SET PROBLEM =
Repeat the material below exactly, line for line.

(Data entries)
# # # # #

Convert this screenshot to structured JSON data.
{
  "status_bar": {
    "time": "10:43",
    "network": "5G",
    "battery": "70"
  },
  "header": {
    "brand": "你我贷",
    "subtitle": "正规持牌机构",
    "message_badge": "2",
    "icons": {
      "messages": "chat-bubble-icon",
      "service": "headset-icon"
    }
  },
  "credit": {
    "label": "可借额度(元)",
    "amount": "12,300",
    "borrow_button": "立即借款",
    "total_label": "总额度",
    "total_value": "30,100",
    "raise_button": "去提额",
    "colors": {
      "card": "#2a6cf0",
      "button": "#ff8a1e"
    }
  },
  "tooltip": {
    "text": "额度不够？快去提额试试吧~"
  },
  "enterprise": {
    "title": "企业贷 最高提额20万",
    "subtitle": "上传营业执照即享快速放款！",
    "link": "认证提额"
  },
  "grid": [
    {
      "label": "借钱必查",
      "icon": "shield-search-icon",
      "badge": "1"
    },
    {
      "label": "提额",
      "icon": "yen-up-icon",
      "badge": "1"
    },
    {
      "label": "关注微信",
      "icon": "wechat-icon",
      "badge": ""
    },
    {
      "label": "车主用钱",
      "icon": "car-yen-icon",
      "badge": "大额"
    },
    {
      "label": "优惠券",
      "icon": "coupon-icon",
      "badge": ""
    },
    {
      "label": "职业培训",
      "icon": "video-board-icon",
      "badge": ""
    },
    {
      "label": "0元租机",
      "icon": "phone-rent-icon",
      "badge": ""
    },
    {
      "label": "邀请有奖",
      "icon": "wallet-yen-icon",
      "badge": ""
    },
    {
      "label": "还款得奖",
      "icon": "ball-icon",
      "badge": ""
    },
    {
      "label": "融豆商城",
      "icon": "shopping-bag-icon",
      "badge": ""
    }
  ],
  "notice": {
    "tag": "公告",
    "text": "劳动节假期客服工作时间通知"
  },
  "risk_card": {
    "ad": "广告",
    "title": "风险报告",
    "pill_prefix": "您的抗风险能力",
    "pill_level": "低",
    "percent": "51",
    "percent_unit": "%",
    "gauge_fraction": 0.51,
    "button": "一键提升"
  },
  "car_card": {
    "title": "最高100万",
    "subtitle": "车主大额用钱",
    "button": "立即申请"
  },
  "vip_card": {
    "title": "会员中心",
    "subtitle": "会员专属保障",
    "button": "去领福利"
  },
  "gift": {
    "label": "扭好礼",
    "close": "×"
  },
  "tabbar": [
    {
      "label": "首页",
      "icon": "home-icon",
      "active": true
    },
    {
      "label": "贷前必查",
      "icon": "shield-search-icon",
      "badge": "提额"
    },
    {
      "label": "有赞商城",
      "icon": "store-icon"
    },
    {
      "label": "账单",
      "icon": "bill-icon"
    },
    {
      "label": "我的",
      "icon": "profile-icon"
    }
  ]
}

# # # # #

TASK RESPONSE =
Convert this screenshot to structured JSON data.
{
  "status_bar": {
    "time": "10:43",
    "network": "5G",
    "battery": "70"
  },
  "header": {
    "brand": "你我贷",
    "subtitle": "正规持牌机构",
    "message_badge": "2",
    "icons": {
      "messages": "chat-bubble-icon",
      "service": "headset-icon"
    }
  },
  "credit": {
    "label": "可借额度(元)",
    "amount": "12,300",
    "borrow_button": "立即借款",
    "total_label": "总额度",
    "total_value": "30,100",
    "raise_button": "去提额",
    "colors": {
      "card": "#2a6cf0",
      "button": "#ff8a1e"
    }
  },
  "tooltip": {
    "text": "额度不够？快去提额试试吧~"
  },
  "enterprise": {
    "title": "企业贷 最高提额20万",
    "subtitle": "上传营业执照即享快速放款！",
    "link": "认证提额"
  },
  "grid": [
    {
      "label": "借钱必查",
      "icon": "shield-search-icon",
      "badge": "1"
    },
    {
      "label": "提额",
      "icon": "yen-up-icon",
      "badge": "1"
    },
    {
      "label": "关注微信",
      "icon": "wechat-icon",
      "badge": ""
    },
    {
      "label": "车主用钱",
      "icon": "car-yen-icon",
      "badge": "大额"
    },
    {
      "label": "优惠券",
      "icon": "coupon-icon",
      "badge": ""
    },
    {
      "label": "职业培训",
      "icon": "video-board-icon",
      "badge": ""
    },
    {
      "label": "0元租机",
      "icon": "phone-rent-icon",
      "badge": ""
    },
    {
      "label": "邀请有奖",
      "icon": "wallet-yen-icon",
      "badge": ""
    },
    {
      "label": "还款得奖",
      "icon": "ball-icon",
      "badge": ""
    },
    {
      "label": "融豆商城",
      "icon": "shopping-bag-icon",
      "badge": ""
    }
  ],
  "notice": {
    "tag": "公告",
    "text": "劳动节假期客服工作时间通知"
  },
  "risk_card": {
    "ad": "广告",
    "title": "风险报告",
    "pill_prefix": "您的抗风险能力",
    "pill_level": "低",
    "percent": "51",
    "percent_unit": "%",
    "gauge_fraction": 0.51,
    "button": "一键提升"
  },
  "car_card": {
    "title": "最高100万",
    "subtitle": "车主大额用钱",
    "button": "立即申请"
  },
  "vip_card": {
    "title": "会员中心",
    "subtitle": "会员专属保障",
    "button": "去领福利"
  },
  "gift": {
    "label": "扭好礼",
    "close": "×"
  },
  "tabbar": [
    {
      "label": "首页",
      "icon": "home-icon",
      "active": true
    },
    {
      "label": "贷前必查",
      "icon": "shield-search-icon",
      "badge": "提额"
    },
    {
      "label": "有赞商城",
      "icon": "store-icon"
    },
    {
      "label": "账单",
      "icon": "bill-icon"
    },
    {
      "label": "我的",
      "icon": "profile-icon"
    }
  ]
}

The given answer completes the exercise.